[What is asked]:
Leaving out all images, write out the records that follow exactly.

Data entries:
------------------------------------

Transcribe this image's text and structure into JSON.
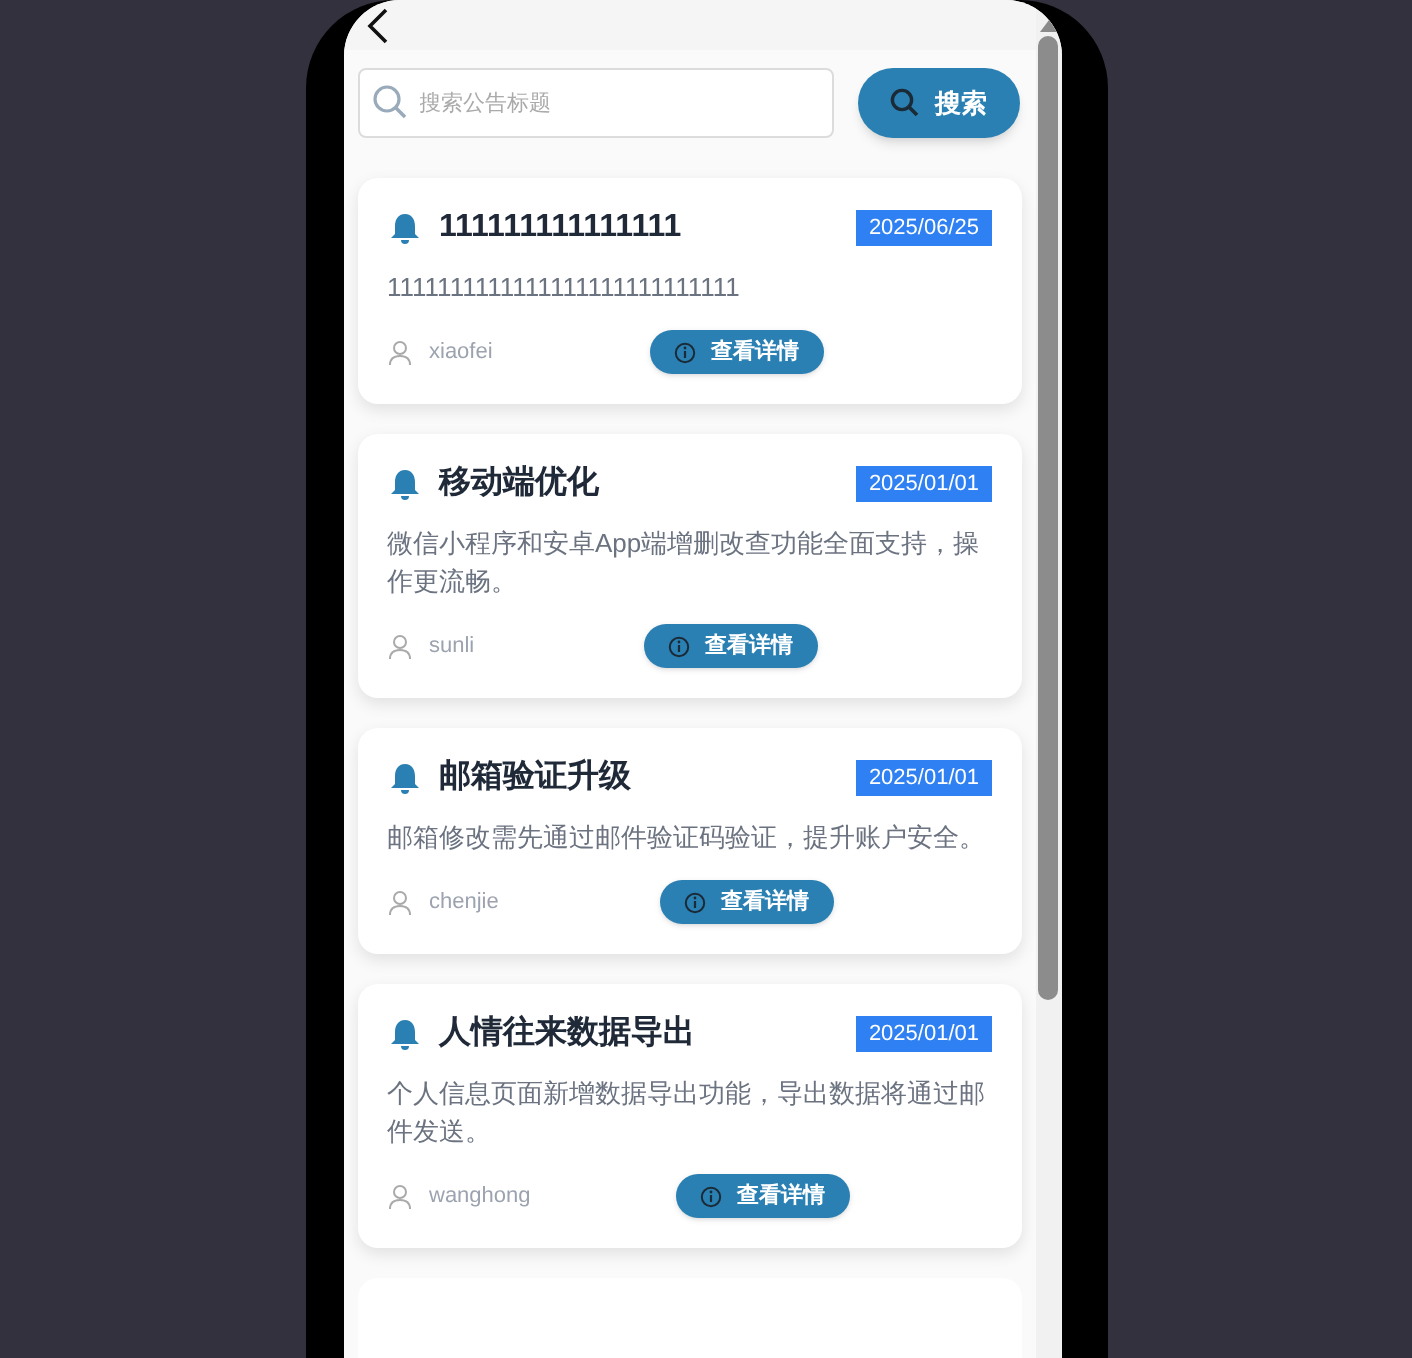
{
  "search": {
    "placeholder": "搜索公告标题",
    "button": "搜索"
  },
  "notices": [
    {
      "title": "111111111111111",
      "date": "2025/06/25",
      "body": "1111111111111111111111111111",
      "author": "xiaofei",
      "action": "查看详情"
    },
    {
      "title": "移动端优化",
      "date": "2025/01/01",
      "body": "微信小程序和安卓App端增删改查功能全面支持，操作更流畅。",
      "author": "sunli",
      "action": "查看详情"
    },
    {
      "title": "邮箱验证升级",
      "date": "2025/01/01",
      "body": "邮箱修改需先通过邮件验证码验证，提升账户安全。",
      "author": "chenjie",
      "action": "查看详情"
    },
    {
      "title": "人情往来数据导出",
      "date": "2025/01/01",
      "body": "个人信息页面新增数据导出功能，导出数据将通过邮件发送。",
      "author": "wanghong",
      "action": "查看详情"
    }
  ]
}
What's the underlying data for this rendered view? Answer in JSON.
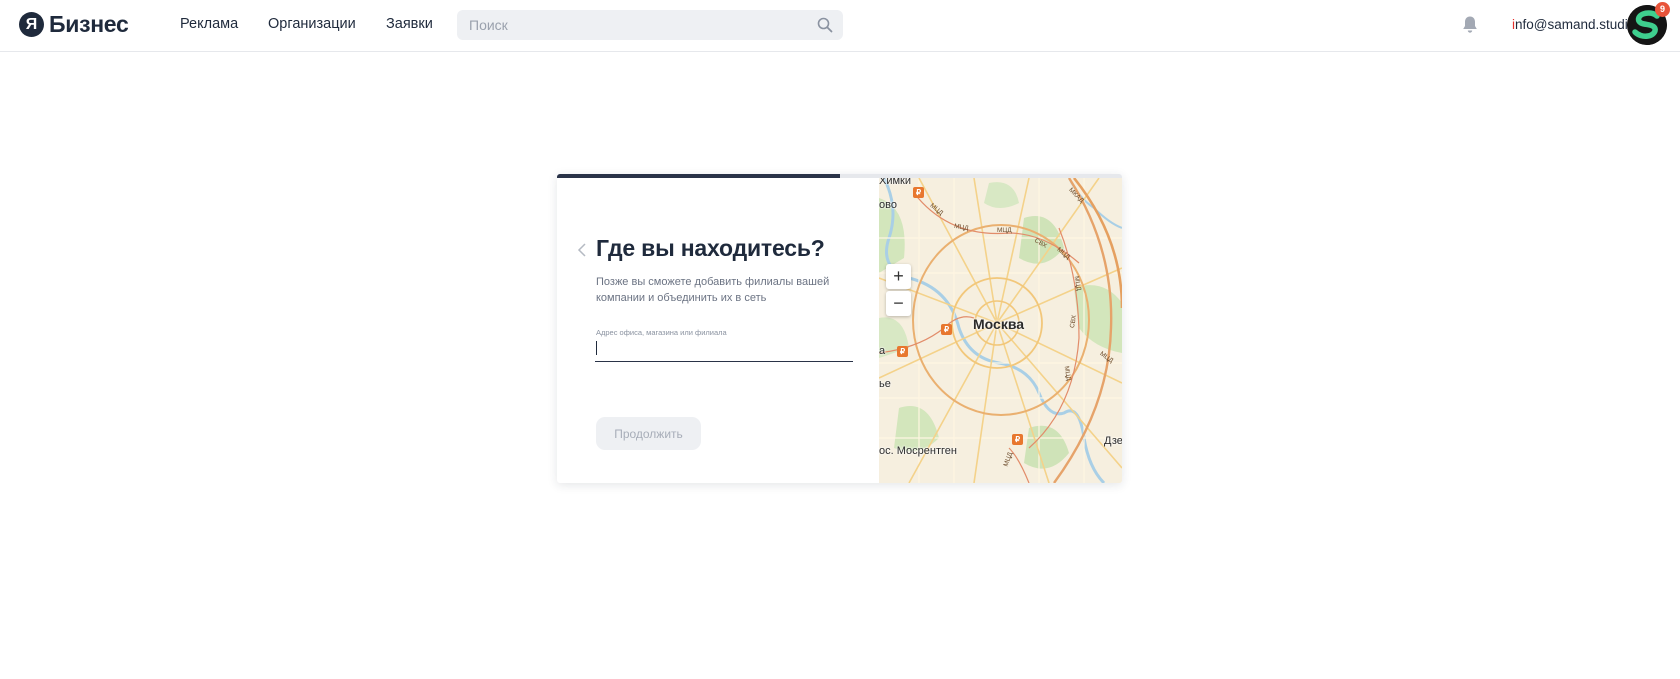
{
  "header": {
    "logo_mark": "Я",
    "logo_text": "Бизнес",
    "nav": [
      "Реклама",
      "Организации",
      "Заявки"
    ],
    "search_placeholder": "Поиск",
    "email_first": "i",
    "email_rest": "nfo@samand.studio",
    "notification_count": "9"
  },
  "progress": 0.5,
  "card": {
    "title": "Где вы находитесь?",
    "subtitle": "Позже вы сможете добавить филиалы вашей компании и объединить их в сеть",
    "field_label": "Адрес офиса, магазина или филиала",
    "address_value": "",
    "continue_label": "Продолжить"
  },
  "map": {
    "zoom_in": "+",
    "zoom_out": "−",
    "city": "Москва",
    "labels": [
      "Химки",
      "ово",
      "а",
      "ье",
      "ос. Мосрентген",
      "Дзе"
    ],
    "road_labels": [
      "МКАД",
      "МЦД",
      "МЦД",
      "МЦД",
      "СВХ",
      "МЦД",
      "МЦД",
      "СВХ",
      "МЦД",
      "МЦД",
      "МЦД"
    ],
    "metro_symbol": "₽"
  }
}
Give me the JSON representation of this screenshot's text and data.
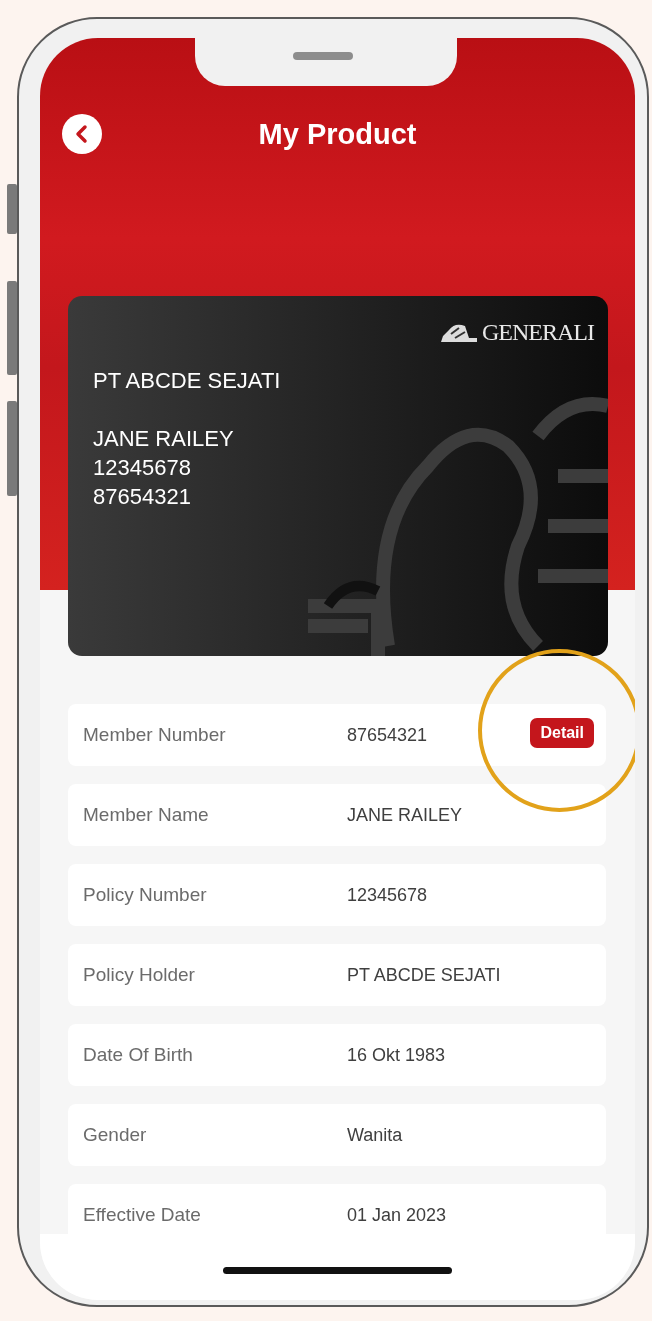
{
  "header": {
    "title": "My Product"
  },
  "card": {
    "logo_text": "GENERALI",
    "company": "PT ABCDE SEJATI",
    "member_name": "JANE RAILEY",
    "policy_number": "12345678",
    "member_number": "87654321"
  },
  "details": [
    {
      "label": "Member Number",
      "value": "87654321",
      "action": "Detail",
      "highlighted": true
    },
    {
      "label": "Member Name",
      "value": "JANE RAILEY"
    },
    {
      "label": "Policy Number",
      "value": "12345678"
    },
    {
      "label": "Policy Holder",
      "value": "PT ABCDE SEJATI"
    },
    {
      "label": "Date Of Birth",
      "value": "16 Okt 1983"
    },
    {
      "label": "Gender",
      "value": "Wanita"
    },
    {
      "label": "Effective Date",
      "value": "01 Jan 2023"
    }
  ]
}
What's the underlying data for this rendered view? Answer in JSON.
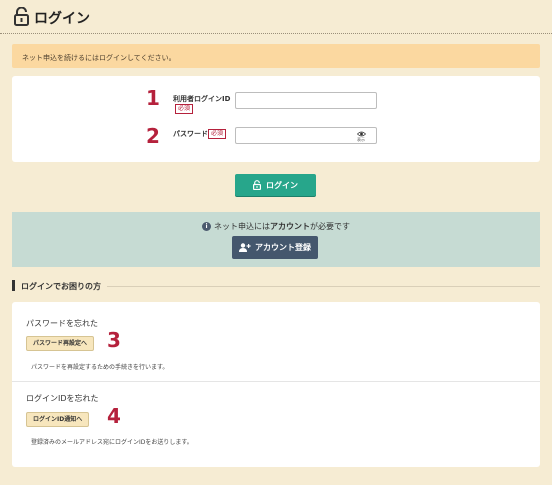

------------------------------------

[Finished task]:
Transcribe this image's text and structure into JSON.
{
  "search": {
    "placeholder": "搜索公告标题",
    "button": "搜索"
  },
  "notices": [
    {
      "title": "111111111111111",
      "date": "2025/06/25",
      "body": "1111111111111111111111111111",
      "author": "xiaofei",
      "action": "查看详情"
    },
    {
      "title": "移动端优化",
      "date": "2025/01/01",
      "body": "微信小程序和安卓App端增删改查功能全面支持，操作更流畅。",
      "author": "sunli",
      "action": "查看详情"
    },
    {
      "title": "邮箱验证升级",
      "date": "2025/01/01",
      "body": "邮箱修改需先通过邮件验证码验证，提升账户安全。",
      "author": "chenjie",
      "action": "查看详情"
    },
    {
      "title": "人情往来数据导出",
      "date": "2025/01/01",
      "body": "个人信息页面新增数据导出功能，导出数据将通过邮件发送。",
      "author": "wanghong",
      "action": "查看详情"
    }
  ]
}
What's the underlying data for this rendered view? Answer in JSON.
{
  "header": {
    "logo_mark": "Я",
    "logo_text": "Бизнес",
    "nav": [
      "Реклама",
      "Организации",
      "Заявки"
    ],
    "search_placeholder": "Поиск",
    "email_first": "i",
    "email_rest": "nfo@samand.studio",
    "notification_count": "9"
  },
  "progress": 0.5,
  "card": {
    "title": "Где вы находитесь?",
    "subtitle": "Позже вы сможете добавить филиалы вашей компании и объединить их в сеть",
    "field_label": "Адрес офиса, магазина или филиала",
    "address_value": "",
    "continue_label": "Продолжить"
  },
  "map": {
    "zoom_in": "+",
    "zoom_out": "−",
    "city": "Москва",
    "labels": [
      "Химки",
      "ово",
      "а",
      "ье",
      "ос. Мосрентген",
      "Дзе"
    ],
    "road_labels": [
      "МКАД",
      "МЦД",
      "МЦД",
      "МЦД",
      "СВХ",
      "МЦД",
      "МЦД",
      "СВХ",
      "МЦД",
      "МЦД",
      "МЦД"
    ],
    "metro_symbol": "₽"
  }
}
Give me the JSON representation of this screenshot's text and data.
{
  "header": {
    "title": "My Product"
  },
  "card": {
    "logo_text": "GENERALI",
    "company": "PT ABCDE SEJATI",
    "member_name": "JANE RAILEY",
    "policy_number": "12345678",
    "member_number": "87654321"
  },
  "details": [
    {
      "label": "Member Number",
      "value": "87654321",
      "action": "Detail",
      "highlighted": true
    },
    {
      "label": "Member Name",
      "value": "JANE RAILEY"
    },
    {
      "label": "Policy Number",
      "value": "12345678"
    },
    {
      "label": "Policy Holder",
      "value": "PT ABCDE SEJATI"
    },
    {
      "label": "Date Of Birth",
      "value": "16 Okt 1983"
    },
    {
      "label": "Gender",
      "value": "Wanita"
    },
    {
      "label": "Effective Date",
      "value": "01 Jan 2023"
    }
  ]
}
What's the underlying data for this rendered view? Answer in JSON.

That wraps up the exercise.